[Extracted records]
==========

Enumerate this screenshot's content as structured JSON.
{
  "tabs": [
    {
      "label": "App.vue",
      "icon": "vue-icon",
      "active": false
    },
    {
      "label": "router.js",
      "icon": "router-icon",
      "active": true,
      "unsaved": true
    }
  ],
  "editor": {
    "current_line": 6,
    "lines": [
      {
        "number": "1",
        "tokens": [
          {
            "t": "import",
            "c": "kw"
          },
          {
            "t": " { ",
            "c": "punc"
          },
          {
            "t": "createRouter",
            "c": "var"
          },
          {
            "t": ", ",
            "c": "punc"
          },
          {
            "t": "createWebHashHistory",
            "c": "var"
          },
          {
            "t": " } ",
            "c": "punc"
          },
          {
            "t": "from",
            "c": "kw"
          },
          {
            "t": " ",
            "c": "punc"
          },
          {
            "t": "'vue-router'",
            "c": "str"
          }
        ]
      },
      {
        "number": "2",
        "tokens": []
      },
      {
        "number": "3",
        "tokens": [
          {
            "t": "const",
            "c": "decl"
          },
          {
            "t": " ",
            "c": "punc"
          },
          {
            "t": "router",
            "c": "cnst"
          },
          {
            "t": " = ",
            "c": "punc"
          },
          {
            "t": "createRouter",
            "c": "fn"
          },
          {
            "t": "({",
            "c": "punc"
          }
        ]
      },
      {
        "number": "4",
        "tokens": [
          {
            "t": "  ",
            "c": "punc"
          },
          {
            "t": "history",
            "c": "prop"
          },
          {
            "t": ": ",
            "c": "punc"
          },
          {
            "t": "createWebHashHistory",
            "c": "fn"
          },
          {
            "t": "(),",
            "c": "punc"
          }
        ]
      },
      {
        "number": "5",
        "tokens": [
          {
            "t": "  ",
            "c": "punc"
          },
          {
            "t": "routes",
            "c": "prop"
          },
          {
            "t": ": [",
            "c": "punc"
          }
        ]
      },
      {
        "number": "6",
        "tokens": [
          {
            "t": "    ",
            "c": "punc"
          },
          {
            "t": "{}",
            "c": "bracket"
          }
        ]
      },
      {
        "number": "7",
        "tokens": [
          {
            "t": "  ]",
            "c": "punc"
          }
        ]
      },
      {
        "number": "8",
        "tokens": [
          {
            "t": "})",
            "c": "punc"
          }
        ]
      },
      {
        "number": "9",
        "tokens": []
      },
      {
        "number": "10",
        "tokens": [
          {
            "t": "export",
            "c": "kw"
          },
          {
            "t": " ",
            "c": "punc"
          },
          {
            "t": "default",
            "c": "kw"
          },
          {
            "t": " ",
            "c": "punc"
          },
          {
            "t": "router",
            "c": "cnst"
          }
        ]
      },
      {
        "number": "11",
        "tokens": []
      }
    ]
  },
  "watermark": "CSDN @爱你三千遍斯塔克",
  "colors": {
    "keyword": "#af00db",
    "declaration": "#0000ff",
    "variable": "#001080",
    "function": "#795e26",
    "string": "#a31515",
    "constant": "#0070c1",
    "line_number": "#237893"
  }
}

==========

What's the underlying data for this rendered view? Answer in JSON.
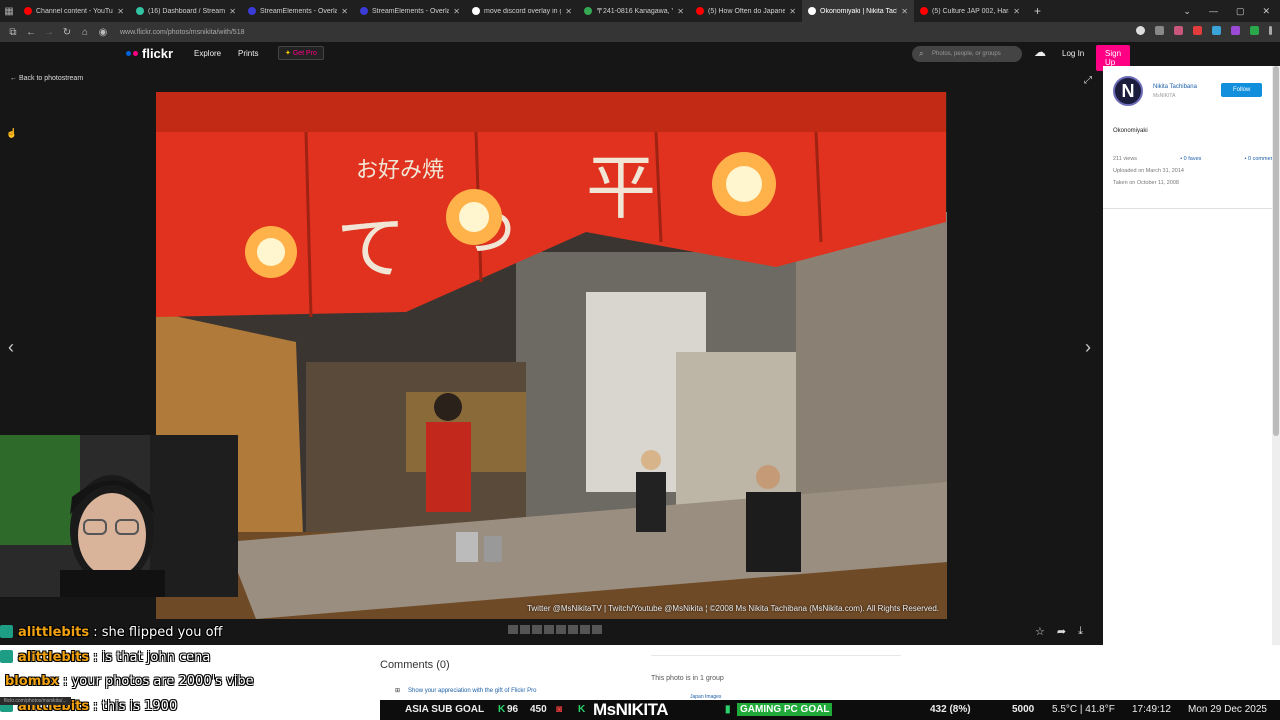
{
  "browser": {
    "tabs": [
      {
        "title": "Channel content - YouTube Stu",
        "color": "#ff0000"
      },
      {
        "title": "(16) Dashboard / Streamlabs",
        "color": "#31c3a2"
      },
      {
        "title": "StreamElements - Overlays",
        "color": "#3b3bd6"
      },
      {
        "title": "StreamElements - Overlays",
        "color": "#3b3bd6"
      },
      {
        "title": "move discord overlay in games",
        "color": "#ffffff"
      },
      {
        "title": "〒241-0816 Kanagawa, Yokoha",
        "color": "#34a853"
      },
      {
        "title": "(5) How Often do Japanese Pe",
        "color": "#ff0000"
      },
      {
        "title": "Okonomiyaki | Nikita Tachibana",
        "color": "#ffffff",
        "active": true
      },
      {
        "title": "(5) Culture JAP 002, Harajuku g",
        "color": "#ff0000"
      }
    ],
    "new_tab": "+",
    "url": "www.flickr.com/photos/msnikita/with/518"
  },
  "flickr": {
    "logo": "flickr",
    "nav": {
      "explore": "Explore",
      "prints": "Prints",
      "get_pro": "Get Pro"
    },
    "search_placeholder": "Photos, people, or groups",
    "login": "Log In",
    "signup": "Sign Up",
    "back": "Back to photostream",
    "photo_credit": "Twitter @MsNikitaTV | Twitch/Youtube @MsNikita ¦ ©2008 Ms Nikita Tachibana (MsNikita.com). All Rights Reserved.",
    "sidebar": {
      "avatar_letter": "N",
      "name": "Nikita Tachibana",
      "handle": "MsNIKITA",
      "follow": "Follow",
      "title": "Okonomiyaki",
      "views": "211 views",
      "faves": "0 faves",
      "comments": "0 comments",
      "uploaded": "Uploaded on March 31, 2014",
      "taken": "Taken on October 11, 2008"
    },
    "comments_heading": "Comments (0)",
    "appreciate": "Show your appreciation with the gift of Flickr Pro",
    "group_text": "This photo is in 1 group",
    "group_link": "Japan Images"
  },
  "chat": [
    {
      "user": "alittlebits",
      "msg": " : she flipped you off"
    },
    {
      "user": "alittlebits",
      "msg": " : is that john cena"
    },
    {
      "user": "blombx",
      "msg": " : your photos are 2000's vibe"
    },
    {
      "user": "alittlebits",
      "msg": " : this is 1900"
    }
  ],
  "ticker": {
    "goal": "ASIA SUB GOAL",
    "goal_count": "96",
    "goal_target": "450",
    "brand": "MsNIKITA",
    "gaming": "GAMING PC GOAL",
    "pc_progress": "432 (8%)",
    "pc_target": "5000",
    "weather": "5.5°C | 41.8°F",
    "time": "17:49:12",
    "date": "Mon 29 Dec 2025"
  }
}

==========

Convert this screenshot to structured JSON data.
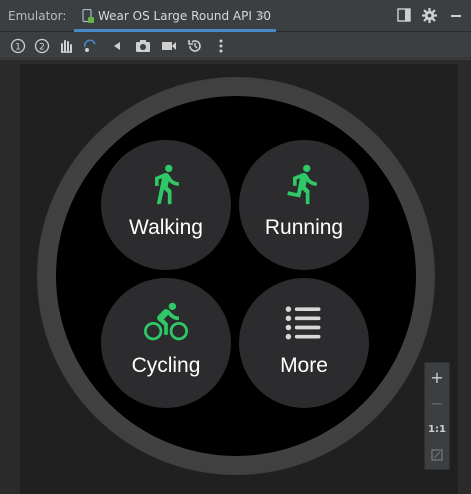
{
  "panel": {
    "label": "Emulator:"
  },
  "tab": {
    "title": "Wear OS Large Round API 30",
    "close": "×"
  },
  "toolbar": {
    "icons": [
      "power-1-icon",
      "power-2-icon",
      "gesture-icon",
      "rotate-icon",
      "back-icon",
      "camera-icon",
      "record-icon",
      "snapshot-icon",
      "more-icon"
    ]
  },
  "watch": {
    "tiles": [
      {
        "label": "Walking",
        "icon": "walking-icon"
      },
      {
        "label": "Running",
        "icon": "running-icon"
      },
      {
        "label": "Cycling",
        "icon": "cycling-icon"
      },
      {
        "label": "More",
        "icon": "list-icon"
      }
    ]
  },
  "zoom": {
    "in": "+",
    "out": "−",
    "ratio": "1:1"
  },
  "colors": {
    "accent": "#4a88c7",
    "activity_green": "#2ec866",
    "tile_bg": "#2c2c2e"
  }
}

==========

• **Prompt**
Copy all lines of the listing above that contain the string "Okonomiyaki".

• **Solution for this exercise**
        "title": "Okonomiyaki | Nikita Tachibana",
      "title": "Okonomiyaki",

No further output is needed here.